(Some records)
* * * *
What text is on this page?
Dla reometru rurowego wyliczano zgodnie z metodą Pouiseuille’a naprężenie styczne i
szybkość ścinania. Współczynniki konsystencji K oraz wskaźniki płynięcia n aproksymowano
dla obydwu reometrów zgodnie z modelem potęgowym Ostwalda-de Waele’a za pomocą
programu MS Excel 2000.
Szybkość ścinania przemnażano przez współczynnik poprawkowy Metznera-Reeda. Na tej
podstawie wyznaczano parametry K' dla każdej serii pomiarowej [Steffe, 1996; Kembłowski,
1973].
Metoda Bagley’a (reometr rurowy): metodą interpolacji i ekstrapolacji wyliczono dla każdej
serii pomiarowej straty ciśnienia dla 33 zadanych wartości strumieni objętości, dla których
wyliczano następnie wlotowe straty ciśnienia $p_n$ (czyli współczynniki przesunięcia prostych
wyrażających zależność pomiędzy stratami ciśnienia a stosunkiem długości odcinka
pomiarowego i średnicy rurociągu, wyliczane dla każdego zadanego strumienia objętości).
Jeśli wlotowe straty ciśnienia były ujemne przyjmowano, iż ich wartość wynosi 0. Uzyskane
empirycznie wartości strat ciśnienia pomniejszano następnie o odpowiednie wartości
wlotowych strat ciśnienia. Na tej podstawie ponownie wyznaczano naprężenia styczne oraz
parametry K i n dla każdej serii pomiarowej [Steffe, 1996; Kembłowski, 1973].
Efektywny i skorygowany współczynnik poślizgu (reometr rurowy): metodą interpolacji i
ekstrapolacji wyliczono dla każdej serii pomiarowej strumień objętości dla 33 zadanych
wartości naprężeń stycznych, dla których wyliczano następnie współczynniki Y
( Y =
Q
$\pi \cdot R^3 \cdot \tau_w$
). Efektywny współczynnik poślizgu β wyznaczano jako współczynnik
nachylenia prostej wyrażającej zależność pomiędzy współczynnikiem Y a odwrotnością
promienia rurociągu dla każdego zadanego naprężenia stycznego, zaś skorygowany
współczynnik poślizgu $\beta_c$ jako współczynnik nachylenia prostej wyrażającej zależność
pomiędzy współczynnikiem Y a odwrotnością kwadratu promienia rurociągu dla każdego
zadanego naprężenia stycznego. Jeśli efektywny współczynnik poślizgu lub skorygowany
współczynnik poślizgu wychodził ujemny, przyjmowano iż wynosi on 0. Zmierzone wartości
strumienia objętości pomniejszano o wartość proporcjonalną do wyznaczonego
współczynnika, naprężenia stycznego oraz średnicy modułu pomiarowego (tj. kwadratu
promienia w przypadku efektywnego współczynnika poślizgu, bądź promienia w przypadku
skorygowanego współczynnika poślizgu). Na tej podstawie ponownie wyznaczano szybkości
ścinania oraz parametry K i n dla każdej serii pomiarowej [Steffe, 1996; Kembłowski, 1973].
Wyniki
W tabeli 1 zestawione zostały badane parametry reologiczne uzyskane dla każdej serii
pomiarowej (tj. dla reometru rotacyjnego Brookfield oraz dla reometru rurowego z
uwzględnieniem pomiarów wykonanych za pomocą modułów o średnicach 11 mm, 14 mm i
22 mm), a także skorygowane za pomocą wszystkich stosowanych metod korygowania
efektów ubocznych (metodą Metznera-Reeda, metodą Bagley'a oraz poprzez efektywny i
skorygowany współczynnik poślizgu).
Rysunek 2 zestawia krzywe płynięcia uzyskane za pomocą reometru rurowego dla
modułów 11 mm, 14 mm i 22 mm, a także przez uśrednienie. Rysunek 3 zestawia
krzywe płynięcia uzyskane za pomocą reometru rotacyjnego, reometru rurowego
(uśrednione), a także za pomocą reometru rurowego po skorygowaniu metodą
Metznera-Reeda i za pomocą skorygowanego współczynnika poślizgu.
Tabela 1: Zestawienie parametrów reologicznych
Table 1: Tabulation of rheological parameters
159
* * * *
EXERCISE PROMPT. Every record shown above should be written out again exactly.

COMPLETE ANSWER.
What text is on this page?
Dla reometru rurowego wyliczano zgodnie z metodą Pouiseuille’a naprężenie styczne i
szybkość ścinania. Współczynniki konsystencji K oraz wskaźniki płynięcia n aproksymowano
dla obydwu reometrów zgodnie z modelem potęgowym Ostwalda-de Waele’a za pomocą
programu MS Excel 2000.
Szybkość ścinania przemnażano przez współczynnik poprawkowy Metznera-Reeda. Na tej
podstawie wyznaczano parametry K' dla każdej serii pomiarowej [Steffe, 1996; Kembłowski,
1973].
Metoda Bagley’a (reometr rurowy): metodą interpolacji i ekstrapolacji wyliczono dla każdej
serii pomiarowej straty ciśnienia dla 33 zadanych wartości strumieni objętości, dla których
wyliczano następnie wlotowe straty ciśnienia $p_n$ (czyli współczynniki przesunięcia prostych
wyrażających zależność pomiędzy stratami ciśnienia a stosunkiem długości odcinka
pomiarowego i średnicy rurociągu, wyliczane dla każdego zadanego strumienia objętości).
Jeśli wlotowe straty ciśnienia były ujemne przyjmowano, iż ich wartość wynosi 0. Uzyskane
empirycznie wartości strat ciśnienia pomniejszano następnie o odpowiednie wartości
wlotowych strat ciśnienia. Na tej podstawie ponownie wyznaczano naprężenia styczne oraz
parametry K i n dla każdej serii pomiarowej [Steffe, 1996; Kembłowski, 1973].
Efektywny i skorygowany współczynnik poślizgu (reometr rurowy): metodą interpolacji i
ekstrapolacji wyliczono dla każdej serii pomiarowej strumień objętości dla 33 zadanych
wartości naprężeń stycznych, dla których wyliczano następnie współczynniki Y
( Y =
Q
$\pi \cdot R^3 \cdot \tau_w$
). Efektywny współczynnik poślizgu β wyznaczano jako współczynnik
nachylenia prostej wyrażającej zależność pomiędzy współczynnikiem Y a odwrotnością
promienia rurociągu dla każdego zadanego naprężenia stycznego, zaś skorygowany
współczynnik poślizgu $\beta_c$ jako współczynnik nachylenia prostej wyrażającej zależność
pomiędzy współczynnikiem Y a odwrotnością kwadratu promienia rurociągu dla każdego
zadanego naprężenia stycznego. Jeśli efektywny współczynnik poślizgu lub skorygowany
współczynnik poślizgu wychodził ujemny, przyjmowano iż wynosi on 0. Zmierzone wartości
strumienia objętości pomniejszano o wartość proporcjonalną do wyznaczonego
współczynnika, naprężenia stycznego oraz średnicy modułu pomiarowego (tj. kwadratu
promienia w przypadku efektywnego współczynnika poślizgu, bądź promienia w przypadku
skorygowanego współczynnika poślizgu). Na tej podstawie ponownie wyznaczano szybkości
ścinania oraz parametry K i n dla każdej serii pomiarowej [Steffe, 1996; Kembłowski, 1973].
Wyniki
W tabeli 1 zestawione zostały badane parametry reologiczne uzyskane dla każdej serii
pomiarowej (tj. dla reometru rotacyjnego Brookfield oraz dla reometru rurowego z
uwzględnieniem pomiarów wykonanych za pomocą modułów o średnicach 11 mm, 14 mm i
22 mm), a także skorygowane za pomocą wszystkich stosowanych metod korygowania
efektów ubocznych (metodą Metznera-Reeda, metodą Bagley'a oraz poprzez efektywny i
skorygowany współczynnik poślizgu).
Rysunek 2 zestawia krzywe płynięcia uzyskane za pomocą reometru rurowego dla
modułów 11 mm, 14 mm i 22 mm, a także przez uśrednienie. Rysunek 3 zestawia
krzywe płynięcia uzyskane za pomocą reometru rotacyjnego, reometru rurowego
(uśrednione), a także za pomocą reometru rurowego po skorygowaniu metodą
Metznera-Reeda i za pomocą skorygowanego współczynnika poślizgu.
Tabela 1: Zestawienie parametrów reologicznych
Table 1: Tabulation of rheological parameters
159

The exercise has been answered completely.